GIVEN DATA:
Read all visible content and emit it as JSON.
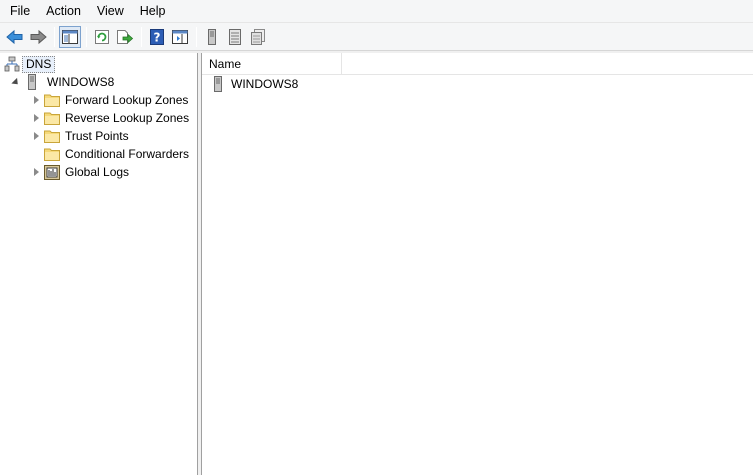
{
  "menu": {
    "items": [
      {
        "label": "File"
      },
      {
        "label": "Action"
      },
      {
        "label": "View"
      },
      {
        "label": "Help"
      }
    ]
  },
  "toolbar": {
    "buttons": [
      {
        "icon": "back-arrow-icon"
      },
      {
        "icon": "forward-arrow-icon"
      },
      {
        "icon": "show-hide-console-tree-icon"
      },
      {
        "icon": "refresh-icon"
      },
      {
        "icon": "export-list-icon"
      },
      {
        "icon": "help-icon"
      },
      {
        "icon": "show-hide-action-pane-icon"
      },
      {
        "icon": "server-icon"
      },
      {
        "icon": "list-icon"
      },
      {
        "icon": "copy-icon"
      }
    ]
  },
  "tree": {
    "root": {
      "label": "DNS",
      "icon": "dns-icon"
    },
    "server": {
      "label": "WINDOWS8",
      "icon": "server-icon"
    },
    "children": [
      {
        "label": "Forward Lookup Zones",
        "icon": "folder-icon",
        "expandable": true
      },
      {
        "label": "Reverse Lookup Zones",
        "icon": "folder-icon",
        "expandable": true
      },
      {
        "label": "Trust Points",
        "icon": "folder-icon",
        "expandable": true
      },
      {
        "label": "Conditional Forwarders",
        "icon": "folder-icon",
        "expandable": false
      },
      {
        "label": "Global Logs",
        "icon": "event-log-icon",
        "expandable": true
      }
    ]
  },
  "list": {
    "columns": [
      {
        "label": "Name"
      }
    ],
    "rows": [
      {
        "name": "WINDOWS8",
        "icon": "server-icon"
      }
    ]
  },
  "colors": {
    "folder": "#f5d97a",
    "arrow": "#3b8fd9",
    "selection": "#e8f0fb"
  }
}
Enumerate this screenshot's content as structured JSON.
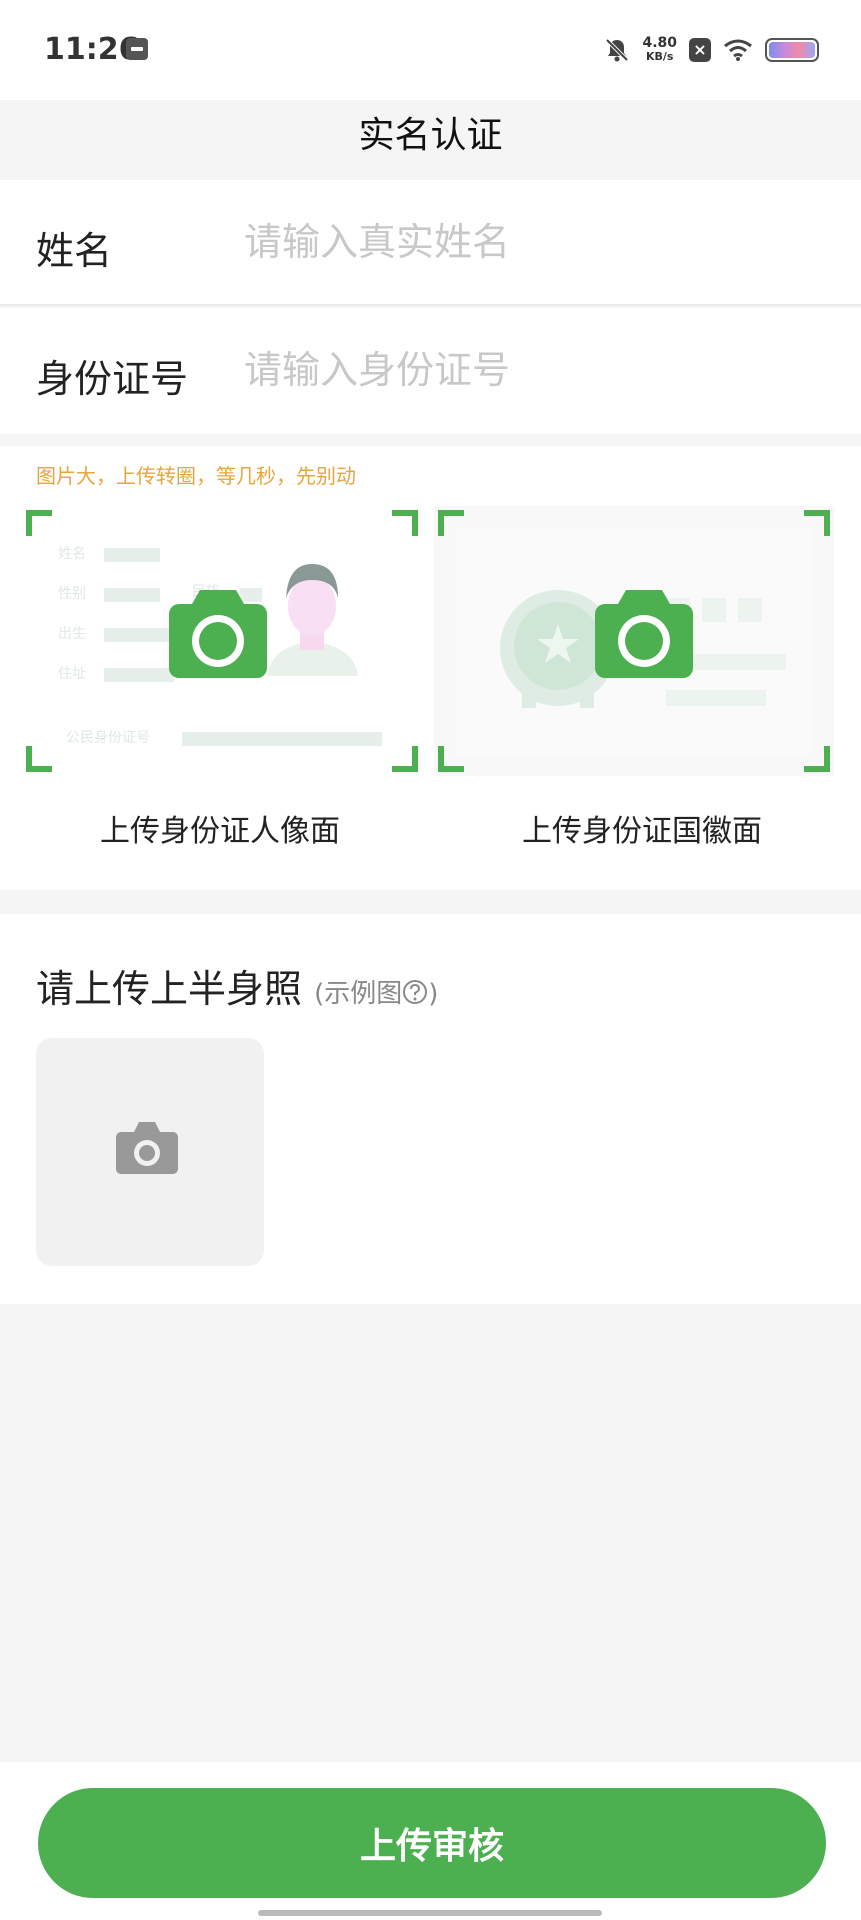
{
  "status_bar": {
    "time": "11:26",
    "net_speed_value": "4.80",
    "net_speed_unit": "KB/s",
    "icons": [
      "notification-box-icon",
      "mute-bell-icon",
      "close-box-icon",
      "wifi-icon",
      "battery-icon"
    ]
  },
  "header": {
    "title": "实名认证"
  },
  "form": {
    "name_label": "姓名",
    "name_placeholder": "请输入真实姓名",
    "id_label": "身份证号",
    "id_placeholder": "请输入身份证号"
  },
  "id_upload": {
    "hint": "图片大，上传转圈，等几秒，先别动",
    "front_caption": "上传身份证人像面",
    "back_caption": "上传身份证国徽面",
    "front_card_fields": [
      "姓名",
      "性别",
      "民族",
      "出生",
      "住址",
      "公民身份证号"
    ]
  },
  "photo_upload": {
    "title": "请上传上半身照",
    "example_label": "(示例图",
    "example_suffix": ")"
  },
  "footer": {
    "submit_label": "上传审核"
  },
  "colors": {
    "accent": "#4caf50",
    "hint": "#e8a53a",
    "background": "#f5f5f5"
  }
}
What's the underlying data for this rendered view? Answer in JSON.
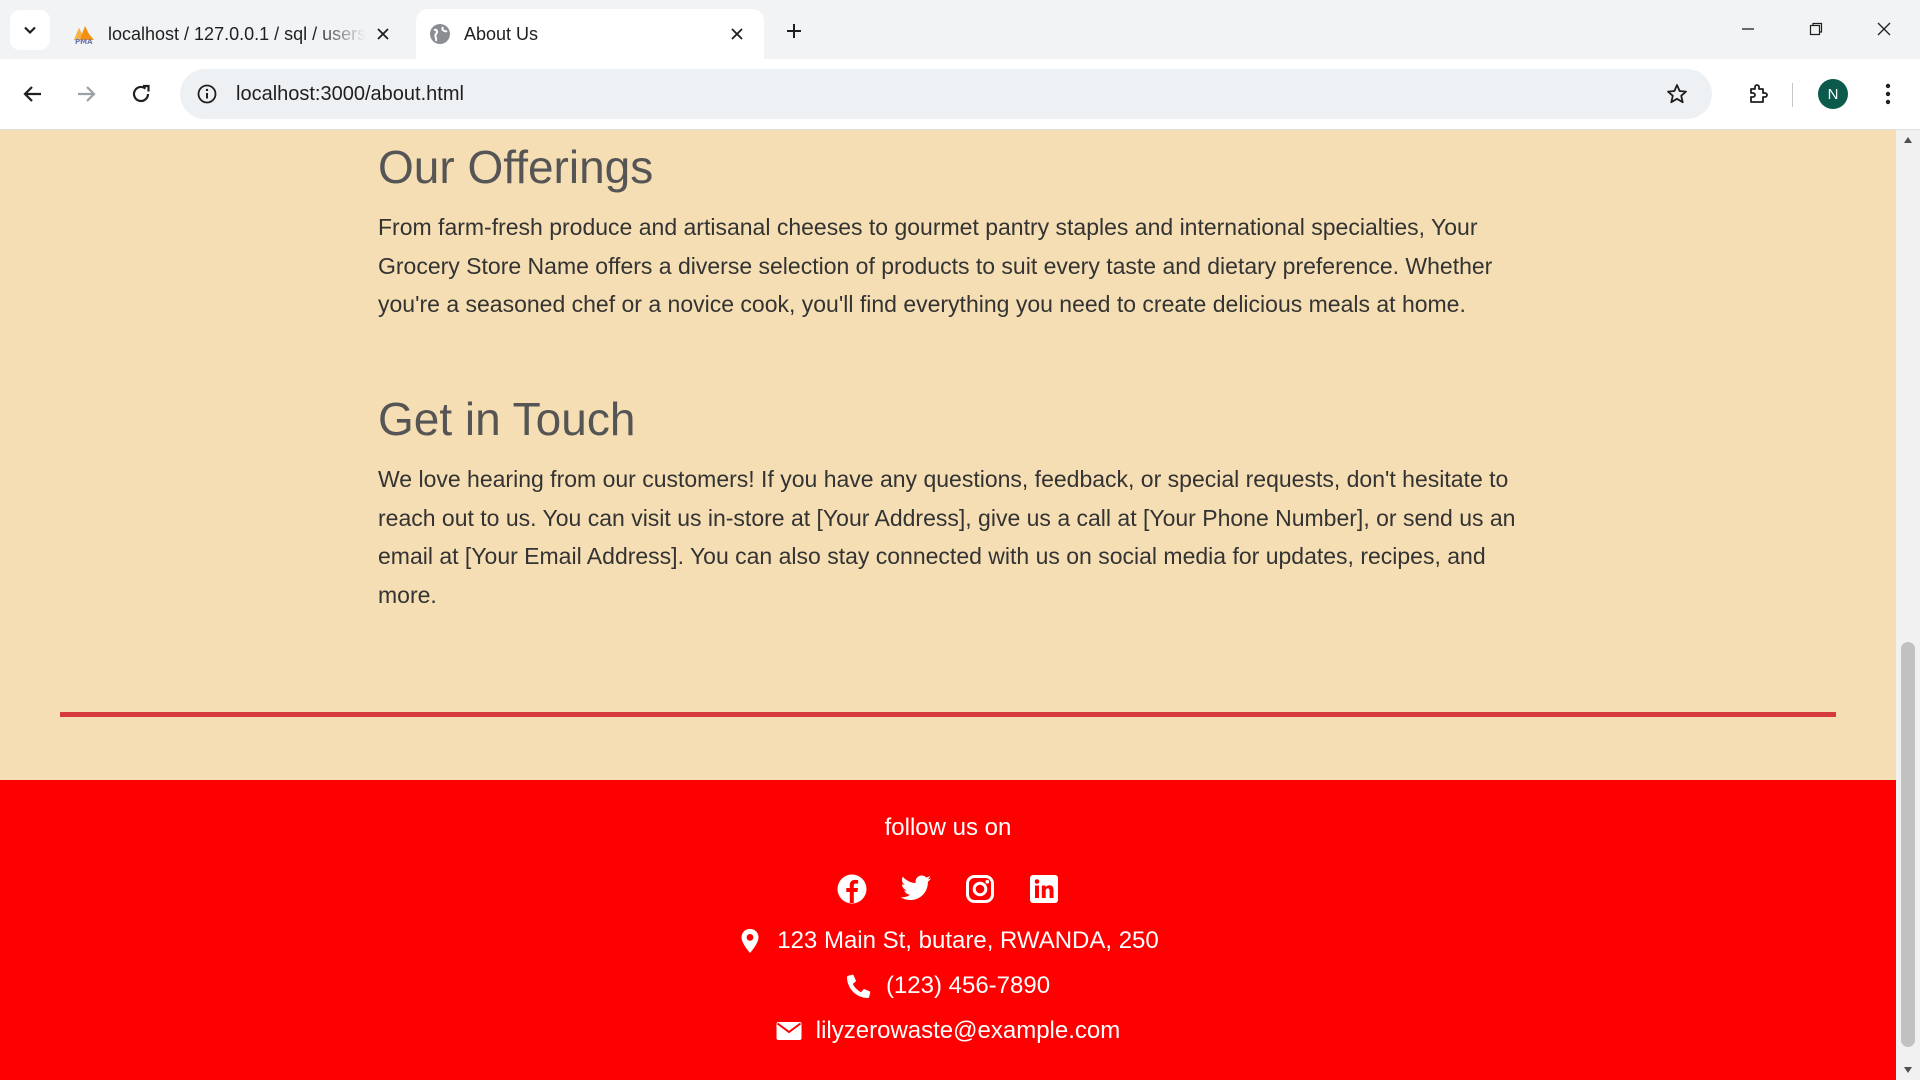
{
  "browser": {
    "tabs": [
      {
        "title": "localhost / 127.0.0.1 / sql / users",
        "active": false
      },
      {
        "title": "About Us",
        "active": true
      }
    ],
    "address": "localhost:3000/about.html",
    "profile_initial": "N"
  },
  "sections": [
    {
      "heading": "Our Offerings",
      "body": "From farm-fresh produce and artisanal cheeses to gourmet pantry staples and international specialties, Your Grocery Store Name offers a diverse selection of products to suit every taste and dietary preference. Whether you're a seasoned chef or a novice cook, you'll find everything you need to create delicious meals at home."
    },
    {
      "heading": "Get in Touch",
      "body": "We love hearing from our customers! If you have any questions, feedback, or special requests, don't hesitate to reach out to us. You can visit us in-store at [Your Address], give us a call at [Your Phone Number], or send us an email at [Your Email Address]. You can also stay connected with us on social media for updates, recipes, and more."
    }
  ],
  "footer": {
    "follow_label": "follow us on",
    "socials": [
      "facebook-icon",
      "twitter-icon",
      "instagram-icon",
      "linkedin-icon"
    ],
    "address": "123 Main St, butare, RWANDA, 250",
    "phone": "(123) 456-7890",
    "email": "lilyzerowaste@example.com"
  },
  "colors": {
    "page_background": "#f5deb3",
    "footer_background": "#ff0000",
    "divider": "#d73a3e",
    "heading": "#555555",
    "body_text": "#333333"
  }
}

GOAL OF THE EXERCISE:
Can you repeat every record above exactly, apart from the pictures?

FULL RESPONSE:
Read all visible content and emit it as JSON.
{
  "menu": {
    "items": [
      {
        "label": "File"
      },
      {
        "label": "Action"
      },
      {
        "label": "View"
      },
      {
        "label": "Help"
      }
    ]
  },
  "toolbar": {
    "buttons": [
      {
        "icon": "back-arrow-icon"
      },
      {
        "icon": "forward-arrow-icon"
      },
      {
        "icon": "show-hide-console-tree-icon"
      },
      {
        "icon": "refresh-icon"
      },
      {
        "icon": "export-list-icon"
      },
      {
        "icon": "help-icon"
      },
      {
        "icon": "show-hide-action-pane-icon"
      },
      {
        "icon": "server-icon"
      },
      {
        "icon": "list-icon"
      },
      {
        "icon": "copy-icon"
      }
    ]
  },
  "tree": {
    "root": {
      "label": "DNS",
      "icon": "dns-icon"
    },
    "server": {
      "label": "WINDOWS8",
      "icon": "server-icon"
    },
    "children": [
      {
        "label": "Forward Lookup Zones",
        "icon": "folder-icon",
        "expandable": true
      },
      {
        "label": "Reverse Lookup Zones",
        "icon": "folder-icon",
        "expandable": true
      },
      {
        "label": "Trust Points",
        "icon": "folder-icon",
        "expandable": true
      },
      {
        "label": "Conditional Forwarders",
        "icon": "folder-icon",
        "expandable": false
      },
      {
        "label": "Global Logs",
        "icon": "event-log-icon",
        "expandable": true
      }
    ]
  },
  "list": {
    "columns": [
      {
        "label": "Name"
      }
    ],
    "rows": [
      {
        "name": "WINDOWS8",
        "icon": "server-icon"
      }
    ]
  },
  "colors": {
    "folder": "#f5d97a",
    "arrow": "#3b8fd9",
    "selection": "#e8f0fb"
  }
}
Enumerate this screenshot's content as structured JSON.
{
  "status_bar": {
    "time": "11:26",
    "net_speed_value": "4.80",
    "net_speed_unit": "KB/s",
    "icons": [
      "notification-box-icon",
      "mute-bell-icon",
      "close-box-icon",
      "wifi-icon",
      "battery-icon"
    ]
  },
  "header": {
    "title": "实名认证"
  },
  "form": {
    "name_label": "姓名",
    "name_placeholder": "请输入真实姓名",
    "id_label": "身份证号",
    "id_placeholder": "请输入身份证号"
  },
  "id_upload": {
    "hint": "图片大，上传转圈，等几秒，先别动",
    "front_caption": "上传身份证人像面",
    "back_caption": "上传身份证国徽面",
    "front_card_fields": [
      "姓名",
      "性别",
      "民族",
      "出生",
      "住址",
      "公民身份证号"
    ]
  },
  "photo_upload": {
    "title": "请上传上半身照",
    "example_label": "(示例图",
    "example_suffix": ")"
  },
  "footer": {
    "submit_label": "上传审核"
  },
  "colors": {
    "accent": "#4caf50",
    "hint": "#e8a53a",
    "background": "#f5f5f5"
  }
}
What's the underlying data for this rendered view? Answer in JSON.
{
  "browser": {
    "tabs": [
      {
        "title": "localhost / 127.0.0.1 / sql / users",
        "active": false
      },
      {
        "title": "About Us",
        "active": true
      }
    ],
    "address": "localhost:3000/about.html",
    "profile_initial": "N"
  },
  "sections": [
    {
      "heading": "Our Offerings",
      "body": "From farm-fresh produce and artisanal cheeses to gourmet pantry staples and international specialties, Your Grocery Store Name offers a diverse selection of products to suit every taste and dietary preference. Whether you're a seasoned chef or a novice cook, you'll find everything you need to create delicious meals at home."
    },
    {
      "heading": "Get in Touch",
      "body": "We love hearing from our customers! If you have any questions, feedback, or special requests, don't hesitate to reach out to us. You can visit us in-store at [Your Address], give us a call at [Your Phone Number], or send us an email at [Your Email Address]. You can also stay connected with us on social media for updates, recipes, and more."
    }
  ],
  "footer": {
    "follow_label": "follow us on",
    "socials": [
      "facebook-icon",
      "twitter-icon",
      "instagram-icon",
      "linkedin-icon"
    ],
    "address": "123 Main St, butare, RWANDA, 250",
    "phone": "(123) 456-7890",
    "email": "lilyzerowaste@example.com"
  },
  "colors": {
    "page_background": "#f5deb3",
    "footer_background": "#ff0000",
    "divider": "#d73a3e",
    "heading": "#555555",
    "body_text": "#333333"
  }
}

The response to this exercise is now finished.